— Start Stored data —

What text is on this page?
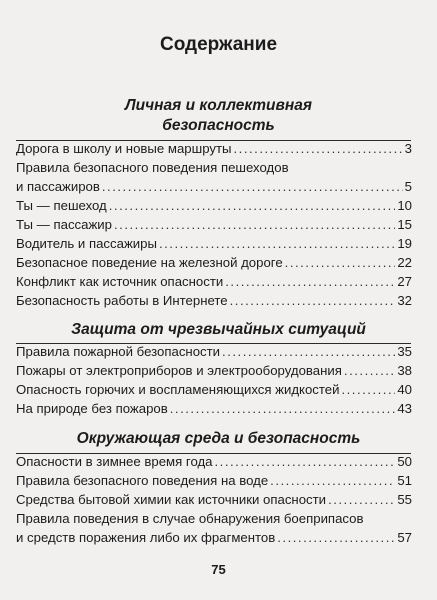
Содержание
Личная и коллективная
безопасность
Дорога в школу и новые маршруты .....	3
Правила безопасного поведения пешеходов
и пассажиров .....	5
Ты — пешеход .....	10
Ты — пассажир .....	15
Водитель и пассажиры .....	19
Безопасное поведение на железной дороге .....	22
Конфликт как источник опасности .....	27
Безопасность работы в Интернете .....	32
Защита от чрезвычайных ситуаций
Правила пожарной безопасности .....	35
Пожары от электроприборов и электрооборудования .....	38
Опасность горючих и воспламеняющихся жидкостей .....	40
На природе без пожаров .....	43
Окружающая среда и безопасность
Опасности в зимнее время года .....	50
Правила безопасного поведения на воде .....	51
Средства бытовой химии как источники опасности .....	55
Правила поведения в случае обнаружения боеприпасов
и средств поражения либо их фрагментов .....	57
75
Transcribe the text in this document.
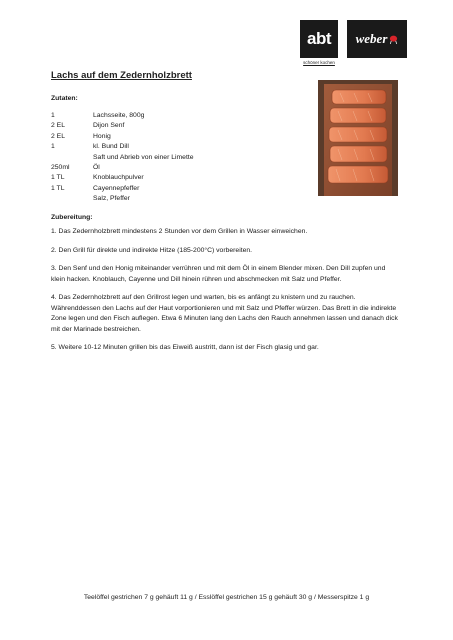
abt
schöner kochen
weber
Lachs auf dem Zedernholzbrett

Zutaten:

1	Lachsseite, 800g
2 EL	Dijon Senf
2 EL	Honig
1	kl. Bund Dill
Saft und Abrieb von einer Limette
250ml	Öl
1 TL	Knoblauchpulver
1 TL	Cayennepfeffer
Salz, Pfeffer

Zubereitung:

1. Das Zedernholzbrett mindestens 2 Stunden vor dem Grillen in Wasser einweichen.

2. Den Grill für direkte und indirekte Hitze (185-200°C) vorbereiten.

3. Den Senf und den Honig miteinander verrühren und mit dem Öl in einem Blender mixen. Den Dill zupfen und klein hacken. Knoblauch, Cayenne und Dill hinein rühren und abschmecken mit Salz und Pfeffer.

4. Das Zedernholzbrett auf den Grillrost legen und warten, bis es anfängt zu knistern und zu rauchen. Währenddessen den Lachs auf der Haut vorportionieren und mit Salz und Pfeffer würzen. Das Brett in die indirekte Zone legen und den Fisch auflegen. Etwa 6 Minuten lang den Lachs den Rauch annehmen lassen und danach dick mit der Marinade bestreichen.

5. Weitere 10-12 Minuten grillen bis das Eiweiß austritt, dann ist der Fisch glasig und gar.

Teelöffel gestrichen 7 g gehäuft 11 g / Esslöffel gestrichen 15 g gehäuft 30 g / Messerspitze 1 g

— End Stored data —

Reproduce the material word for word. Any pictures should be left out of the copy.

What text is on this page?
Содержание
Личная и коллективная
безопасность
Дорога в школу и новые маршруты .....	3
Правила безопасного поведения пешеходов
и пассажиров .....	5
Ты — пешеход .....	10
Ты — пассажир .....	15
Водитель и пассажиры .....	19
Безопасное поведение на железной дороге .....	22
Конфликт как источник опасности .....	27
Безопасность работы в Интернете .....	32
Защита от чрезвычайных ситуаций
Правила пожарной безопасности .....	35
Пожары от электроприборов и электрооборудования .....	38
Опасность горючих и воспламеняющихся жидкостей .....	40
На природе без пожаров .....	43
Окружающая среда и безопасность
Опасности в зимнее время года .....	50
Правила безопасного поведения на воде .....	51
Средства бытовой химии как источники опасности .....	55
Правила поведения в случае обнаружения боеприпасов
и средств поражения либо их фрагментов .....	57
75
Transcribe the text in this document.
abt
schöner kochen
weber
Lachs auf dem Zedernholzbrett

Zutaten:

1	Lachsseite, 800g
2 EL	Dijon Senf
2 EL	Honig
1	kl. Bund Dill
Saft und Abrieb von einer Limette
250ml	Öl
1 TL	Knoblauchpulver
1 TL	Cayennepfeffer
Salz, Pfeffer

Zubereitung:

1. Das Zedernholzbrett mindestens 2 Stunden vor dem Grillen in Wasser einweichen.

2. Den Grill für direkte und indirekte Hitze (185-200°C) vorbereiten.

3. Den Senf und den Honig miteinander verrühren und mit dem Öl in einem Blender mixen. Den Dill zupfen und klein hacken. Knoblauch, Cayenne und Dill hinein rühren und abschmecken mit Salz und Pfeffer.

4. Das Zedernholzbrett auf den Grillrost legen und warten, bis es anfängt zu knistern und zu rauchen. Währenddessen den Lachs auf der Haut vorportionieren und mit Salz und Pfeffer würzen. Das Brett in die indirekte Zone legen und den Fisch auflegen. Etwa 6 Minuten lang den Lachs den Rauch annehmen lassen und danach dick mit der Marinade bestreichen.

5. Weitere 10-12 Minuten grillen bis das Eiweiß austritt, dann ist der Fisch glasig und gar.

Teelöffel gestrichen 7 g gehäuft 11 g / Esslöffel gestrichen 15 g gehäuft 30 g / Messerspitze 1 g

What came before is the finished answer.